Aim of the exercise — Skip the pictures. Copy all the rest of the records down exactly.

----

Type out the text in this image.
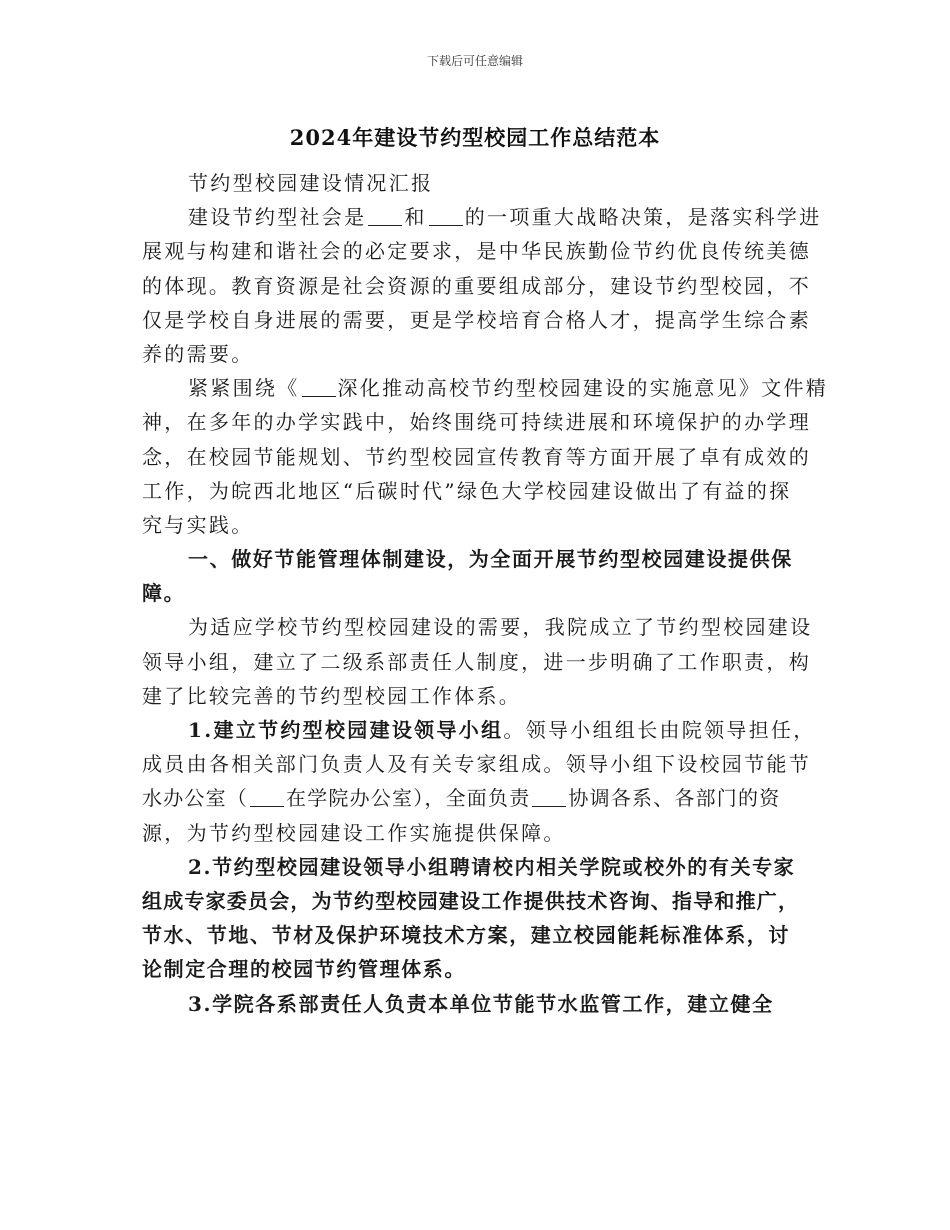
下载后可任意编辑
2024年建设节约型校园工作总结范本
节约型校园建设情况汇报
建设节约型社会是 和 的一项重大战略决策，是落实科学进
展观与构建和谐社会的必定要求，是中华民族勤俭节约优良传统美德
的体现。教育资源是社会资源的重要组成部分，建设节约型校园，不
仅是学校自身进展的需要，更是学校培育合格人才，提高学生综合素
养的需要。
紧紧围绕《 深化推动高校节约型校园建设的实施意见》文件精
神，在多年的办学实践中，始终围绕可持续进展和环境保护的办学理
念，在校园节能规划、节约型校园宣传教育等方面开展了卓有成效的
工作，为皖西北地区“后碳时代”绿色大学校园建设做出了有益的探
究与实践。
一、做好节能管理体制建设，为全面开展节约型校园建设提供保
障。
为适应学校节约型校园建设的需要，我院成立了节约型校园建设
领导小组，建立了二级系部责任人制度，进一步明确了工作职责，构
建了比较完善的节约型校园工作体系。
1.建立节约型校园建设领导小组。领导小组组长由院领导担任，
成员由各相关部门负责人及有关专家组成。领导小组下设校园节能节
水办公室（ 在学院办公室），全面负责 协调各系、各部门的资
源，为节约型校园建设工作实施提供保障。
2.节约型校园建设领导小组聘请校内相关学院或校外的有关专家
组成专家委员会，为节约型校园建设工作提供技术咨询、指导和推广，
节水、节地、节材及保护环境技术方案，建立校园能耗标准体系，讨
论制定合理的校园节约管理体系。
3.学院各系部责任人负责本单位节能节水监管工作，建立健全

----

Exercise result —
Type out the text in this image.
下载后可任意编辑
2024年建设节约型校园工作总结范本
节约型校园建设情况汇报
建设节约型社会是 和 的一项重大战略决策，是落实科学进
展观与构建和谐社会的必定要求，是中华民族勤俭节约优良传统美德
的体现。教育资源是社会资源的重要组成部分，建设节约型校园，不
仅是学校自身进展的需要，更是学校培育合格人才，提高学生综合素
养的需要。
紧紧围绕《 深化推动高校节约型校园建设的实施意见》文件精
神，在多年的办学实践中，始终围绕可持续进展和环境保护的办学理
念，在校园节能规划、节约型校园宣传教育等方面开展了卓有成效的
工作，为皖西北地区“后碳时代”绿色大学校园建设做出了有益的探
究与实践。
一、做好节能管理体制建设，为全面开展节约型校园建设提供保
障。
为适应学校节约型校园建设的需要，我院成立了节约型校园建设
领导小组，建立了二级系部责任人制度，进一步明确了工作职责，构
建了比较完善的节约型校园工作体系。
1.建立节约型校园建设领导小组。领导小组组长由院领导担任，
成员由各相关部门负责人及有关专家组成。领导小组下设校园节能节
水办公室（ 在学院办公室），全面负责 协调各系、各部门的资
源，为节约型校园建设工作实施提供保障。
2.节约型校园建设领导小组聘请校内相关学院或校外的有关专家
组成专家委员会，为节约型校园建设工作提供技术咨询、指导和推广，
节水、节地、节材及保护环境技术方案，建立校园能耗标准体系，讨
论制定合理的校园节约管理体系。
3.学院各系部责任人负责本单位节能节水监管工作，建立健全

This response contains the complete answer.